── Task material

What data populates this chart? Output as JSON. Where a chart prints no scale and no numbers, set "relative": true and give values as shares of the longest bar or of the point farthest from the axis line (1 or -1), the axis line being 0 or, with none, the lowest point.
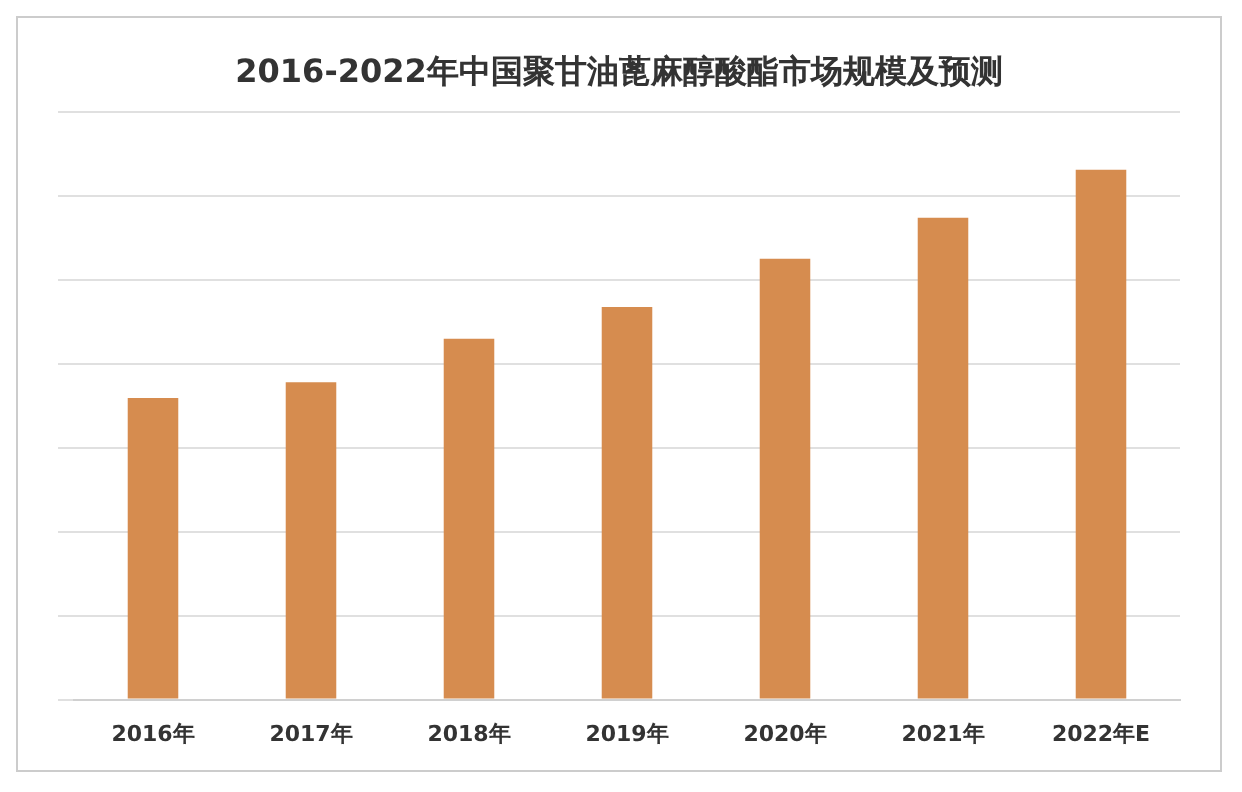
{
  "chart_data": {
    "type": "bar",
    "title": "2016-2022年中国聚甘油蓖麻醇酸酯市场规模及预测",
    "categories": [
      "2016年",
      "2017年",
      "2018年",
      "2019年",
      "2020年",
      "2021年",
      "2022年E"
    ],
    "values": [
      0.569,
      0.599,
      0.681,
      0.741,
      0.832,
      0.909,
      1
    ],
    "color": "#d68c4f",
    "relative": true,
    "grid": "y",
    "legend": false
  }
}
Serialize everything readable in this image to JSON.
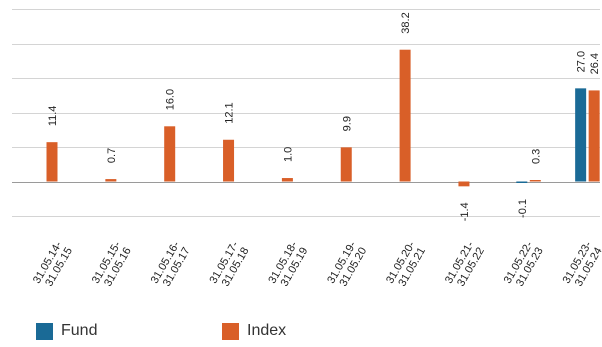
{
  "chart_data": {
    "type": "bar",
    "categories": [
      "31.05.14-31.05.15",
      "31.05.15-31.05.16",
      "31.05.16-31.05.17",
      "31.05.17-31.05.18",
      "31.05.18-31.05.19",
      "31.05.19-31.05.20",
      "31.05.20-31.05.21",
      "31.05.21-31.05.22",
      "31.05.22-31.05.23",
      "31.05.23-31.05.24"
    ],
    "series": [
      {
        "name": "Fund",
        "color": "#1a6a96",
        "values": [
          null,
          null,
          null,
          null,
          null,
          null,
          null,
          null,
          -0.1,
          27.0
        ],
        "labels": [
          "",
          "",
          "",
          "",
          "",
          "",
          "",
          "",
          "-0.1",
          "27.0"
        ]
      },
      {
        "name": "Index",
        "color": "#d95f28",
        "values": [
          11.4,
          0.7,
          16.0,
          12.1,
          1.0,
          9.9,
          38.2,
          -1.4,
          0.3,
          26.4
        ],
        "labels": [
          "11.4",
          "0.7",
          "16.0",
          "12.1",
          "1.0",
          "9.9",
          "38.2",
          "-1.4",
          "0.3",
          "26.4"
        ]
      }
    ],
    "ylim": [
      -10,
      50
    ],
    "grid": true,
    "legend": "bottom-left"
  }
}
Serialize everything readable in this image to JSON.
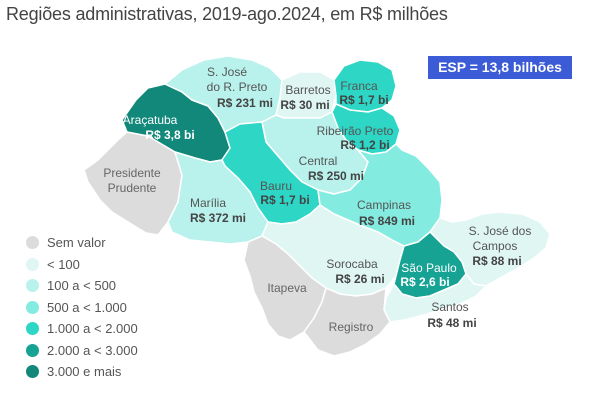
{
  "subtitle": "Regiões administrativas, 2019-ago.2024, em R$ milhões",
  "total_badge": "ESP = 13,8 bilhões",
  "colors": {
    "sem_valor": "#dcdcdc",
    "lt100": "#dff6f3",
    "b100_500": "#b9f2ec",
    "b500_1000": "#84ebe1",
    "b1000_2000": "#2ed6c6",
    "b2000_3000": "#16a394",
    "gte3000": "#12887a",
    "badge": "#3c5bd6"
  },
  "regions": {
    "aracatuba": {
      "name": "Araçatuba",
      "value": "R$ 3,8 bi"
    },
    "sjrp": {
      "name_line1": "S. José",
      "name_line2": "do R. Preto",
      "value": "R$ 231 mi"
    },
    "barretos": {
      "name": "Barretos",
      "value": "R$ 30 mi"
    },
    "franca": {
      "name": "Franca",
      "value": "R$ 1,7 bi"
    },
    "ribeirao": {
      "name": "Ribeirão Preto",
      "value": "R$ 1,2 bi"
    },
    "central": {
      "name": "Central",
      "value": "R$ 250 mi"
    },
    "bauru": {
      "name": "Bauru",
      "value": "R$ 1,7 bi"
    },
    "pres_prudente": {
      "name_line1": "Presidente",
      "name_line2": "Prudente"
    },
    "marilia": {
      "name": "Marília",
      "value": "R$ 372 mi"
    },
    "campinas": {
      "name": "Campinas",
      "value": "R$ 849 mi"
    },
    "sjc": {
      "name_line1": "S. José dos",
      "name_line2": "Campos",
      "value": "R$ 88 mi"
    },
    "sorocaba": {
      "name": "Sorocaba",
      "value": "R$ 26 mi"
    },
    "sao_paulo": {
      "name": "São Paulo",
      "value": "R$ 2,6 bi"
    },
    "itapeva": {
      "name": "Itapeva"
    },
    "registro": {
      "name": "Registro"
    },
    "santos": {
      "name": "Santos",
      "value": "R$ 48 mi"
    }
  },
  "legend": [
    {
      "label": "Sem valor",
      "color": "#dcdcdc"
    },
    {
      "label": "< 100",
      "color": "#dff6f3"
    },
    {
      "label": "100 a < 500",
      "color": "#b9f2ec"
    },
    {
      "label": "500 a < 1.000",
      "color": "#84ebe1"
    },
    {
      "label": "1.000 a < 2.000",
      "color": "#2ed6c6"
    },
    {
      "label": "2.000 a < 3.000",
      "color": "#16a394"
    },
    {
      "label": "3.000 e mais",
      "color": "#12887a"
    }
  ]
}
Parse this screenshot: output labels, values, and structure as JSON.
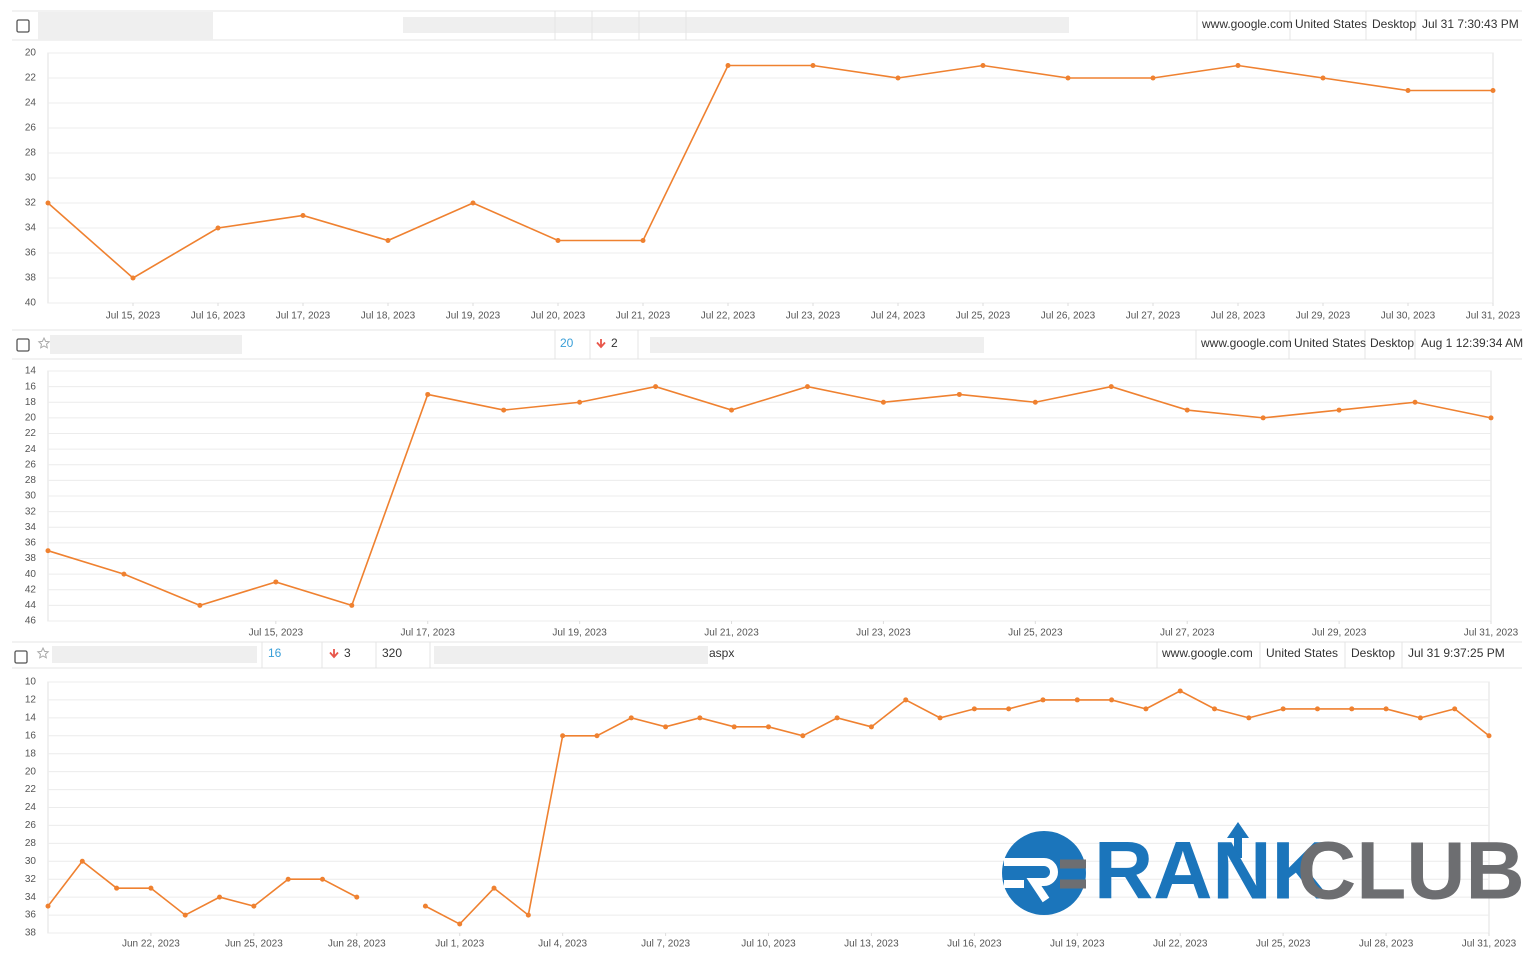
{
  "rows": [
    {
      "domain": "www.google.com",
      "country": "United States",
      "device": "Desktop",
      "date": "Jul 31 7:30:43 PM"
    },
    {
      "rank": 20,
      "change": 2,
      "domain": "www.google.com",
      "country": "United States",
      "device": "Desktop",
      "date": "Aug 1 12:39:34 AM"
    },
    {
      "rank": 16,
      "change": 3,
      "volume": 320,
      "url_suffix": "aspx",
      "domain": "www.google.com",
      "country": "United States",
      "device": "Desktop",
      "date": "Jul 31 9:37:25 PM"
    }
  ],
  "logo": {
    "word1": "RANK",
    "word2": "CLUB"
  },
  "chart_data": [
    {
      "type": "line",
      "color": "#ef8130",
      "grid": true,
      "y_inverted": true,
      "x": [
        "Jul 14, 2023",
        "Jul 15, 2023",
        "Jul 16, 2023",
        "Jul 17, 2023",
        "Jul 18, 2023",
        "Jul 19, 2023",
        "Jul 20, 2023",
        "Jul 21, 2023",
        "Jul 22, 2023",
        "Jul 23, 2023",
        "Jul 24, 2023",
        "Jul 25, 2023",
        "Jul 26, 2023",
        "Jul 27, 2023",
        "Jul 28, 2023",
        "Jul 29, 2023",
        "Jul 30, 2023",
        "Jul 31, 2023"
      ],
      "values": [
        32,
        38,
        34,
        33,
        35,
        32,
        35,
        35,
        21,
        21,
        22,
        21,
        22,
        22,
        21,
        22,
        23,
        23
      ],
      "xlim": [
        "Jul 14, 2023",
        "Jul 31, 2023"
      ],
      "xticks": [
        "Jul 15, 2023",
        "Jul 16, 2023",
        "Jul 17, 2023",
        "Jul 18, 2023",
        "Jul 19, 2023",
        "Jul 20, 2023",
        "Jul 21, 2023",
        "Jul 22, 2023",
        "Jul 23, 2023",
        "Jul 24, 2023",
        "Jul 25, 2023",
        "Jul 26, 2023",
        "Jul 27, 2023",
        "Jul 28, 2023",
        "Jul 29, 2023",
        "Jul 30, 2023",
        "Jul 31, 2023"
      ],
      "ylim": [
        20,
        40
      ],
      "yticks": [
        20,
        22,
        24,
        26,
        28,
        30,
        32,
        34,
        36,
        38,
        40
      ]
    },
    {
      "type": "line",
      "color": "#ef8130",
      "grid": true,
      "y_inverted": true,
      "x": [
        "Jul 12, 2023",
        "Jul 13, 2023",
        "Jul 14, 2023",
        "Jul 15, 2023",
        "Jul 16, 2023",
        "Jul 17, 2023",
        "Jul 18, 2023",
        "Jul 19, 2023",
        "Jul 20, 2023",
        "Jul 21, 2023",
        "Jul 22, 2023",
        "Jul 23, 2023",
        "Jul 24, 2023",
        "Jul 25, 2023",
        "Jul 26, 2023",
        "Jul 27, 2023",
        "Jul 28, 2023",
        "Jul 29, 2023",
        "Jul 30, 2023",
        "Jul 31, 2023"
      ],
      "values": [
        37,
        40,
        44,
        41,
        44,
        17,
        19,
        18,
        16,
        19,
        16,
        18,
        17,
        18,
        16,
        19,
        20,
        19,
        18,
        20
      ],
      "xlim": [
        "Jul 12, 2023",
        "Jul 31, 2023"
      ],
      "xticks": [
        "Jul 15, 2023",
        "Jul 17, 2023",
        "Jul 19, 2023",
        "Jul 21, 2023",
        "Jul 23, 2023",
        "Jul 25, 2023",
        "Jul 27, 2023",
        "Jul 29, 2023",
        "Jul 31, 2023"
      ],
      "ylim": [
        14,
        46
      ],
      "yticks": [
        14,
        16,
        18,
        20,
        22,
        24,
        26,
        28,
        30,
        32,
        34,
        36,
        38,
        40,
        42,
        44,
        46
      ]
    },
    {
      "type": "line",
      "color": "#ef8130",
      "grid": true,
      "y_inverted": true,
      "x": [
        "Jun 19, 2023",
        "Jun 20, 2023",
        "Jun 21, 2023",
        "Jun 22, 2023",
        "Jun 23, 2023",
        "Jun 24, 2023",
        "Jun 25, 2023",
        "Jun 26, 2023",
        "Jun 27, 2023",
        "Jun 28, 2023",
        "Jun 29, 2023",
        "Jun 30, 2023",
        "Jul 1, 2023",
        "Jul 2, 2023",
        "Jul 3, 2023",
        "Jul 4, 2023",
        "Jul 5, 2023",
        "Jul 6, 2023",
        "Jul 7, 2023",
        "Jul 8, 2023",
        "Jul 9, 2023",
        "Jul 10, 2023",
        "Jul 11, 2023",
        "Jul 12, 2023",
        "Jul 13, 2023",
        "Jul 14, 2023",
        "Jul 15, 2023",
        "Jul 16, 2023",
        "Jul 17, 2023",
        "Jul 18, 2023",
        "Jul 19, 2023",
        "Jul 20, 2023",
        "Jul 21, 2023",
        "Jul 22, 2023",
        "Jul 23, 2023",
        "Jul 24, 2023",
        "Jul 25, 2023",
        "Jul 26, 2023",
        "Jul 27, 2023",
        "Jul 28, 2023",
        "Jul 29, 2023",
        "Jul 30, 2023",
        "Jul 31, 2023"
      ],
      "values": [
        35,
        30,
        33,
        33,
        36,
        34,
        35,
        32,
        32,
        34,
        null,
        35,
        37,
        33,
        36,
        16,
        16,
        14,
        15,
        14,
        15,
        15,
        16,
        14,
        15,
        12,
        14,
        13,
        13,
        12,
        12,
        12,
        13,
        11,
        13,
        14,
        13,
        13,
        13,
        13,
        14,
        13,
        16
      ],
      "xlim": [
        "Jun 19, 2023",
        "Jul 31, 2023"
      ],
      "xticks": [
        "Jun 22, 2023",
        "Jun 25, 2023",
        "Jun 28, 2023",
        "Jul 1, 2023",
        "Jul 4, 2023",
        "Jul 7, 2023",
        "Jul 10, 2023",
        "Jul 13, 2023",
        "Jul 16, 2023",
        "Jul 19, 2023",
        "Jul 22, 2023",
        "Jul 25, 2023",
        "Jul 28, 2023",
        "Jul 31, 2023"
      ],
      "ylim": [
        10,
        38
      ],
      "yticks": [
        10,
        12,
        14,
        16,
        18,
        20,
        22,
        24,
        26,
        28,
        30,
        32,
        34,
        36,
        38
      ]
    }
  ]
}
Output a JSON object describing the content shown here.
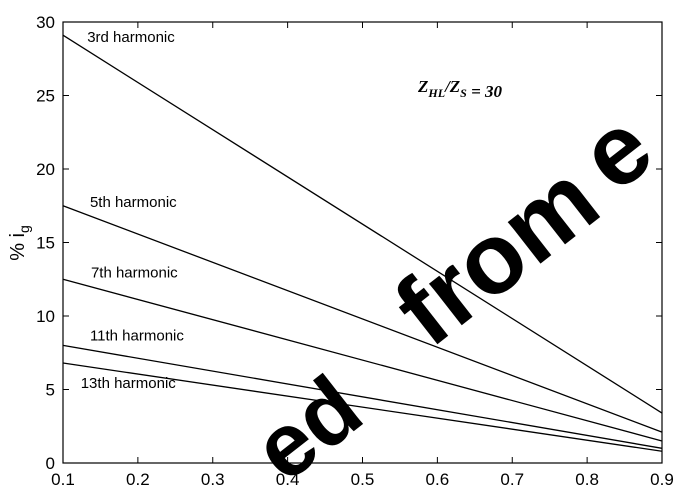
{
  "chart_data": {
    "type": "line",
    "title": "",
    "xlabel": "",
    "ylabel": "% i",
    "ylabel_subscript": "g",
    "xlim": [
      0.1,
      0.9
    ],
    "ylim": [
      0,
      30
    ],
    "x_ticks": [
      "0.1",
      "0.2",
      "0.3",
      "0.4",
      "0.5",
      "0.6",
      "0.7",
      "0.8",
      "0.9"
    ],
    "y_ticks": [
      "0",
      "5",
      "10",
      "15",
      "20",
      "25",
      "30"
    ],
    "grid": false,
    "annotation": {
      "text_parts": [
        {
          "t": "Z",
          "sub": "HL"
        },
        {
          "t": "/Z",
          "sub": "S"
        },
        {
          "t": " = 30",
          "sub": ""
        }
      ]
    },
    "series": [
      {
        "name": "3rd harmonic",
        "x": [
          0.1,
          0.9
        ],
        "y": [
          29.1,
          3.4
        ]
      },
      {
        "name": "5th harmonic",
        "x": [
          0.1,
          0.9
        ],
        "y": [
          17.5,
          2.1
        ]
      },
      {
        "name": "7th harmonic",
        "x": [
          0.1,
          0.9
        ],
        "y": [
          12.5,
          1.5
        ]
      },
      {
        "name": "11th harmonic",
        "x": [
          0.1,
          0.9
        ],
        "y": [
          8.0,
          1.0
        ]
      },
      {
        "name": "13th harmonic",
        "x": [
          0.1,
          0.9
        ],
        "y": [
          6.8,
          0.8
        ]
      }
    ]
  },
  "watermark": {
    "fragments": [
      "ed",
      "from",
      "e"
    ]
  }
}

────

Description of the task => Check each line of the records for the word "legend" and extract those that contain it.

Full output =>
    "legend": false
    "legend": "bottom-left"
  "legend": [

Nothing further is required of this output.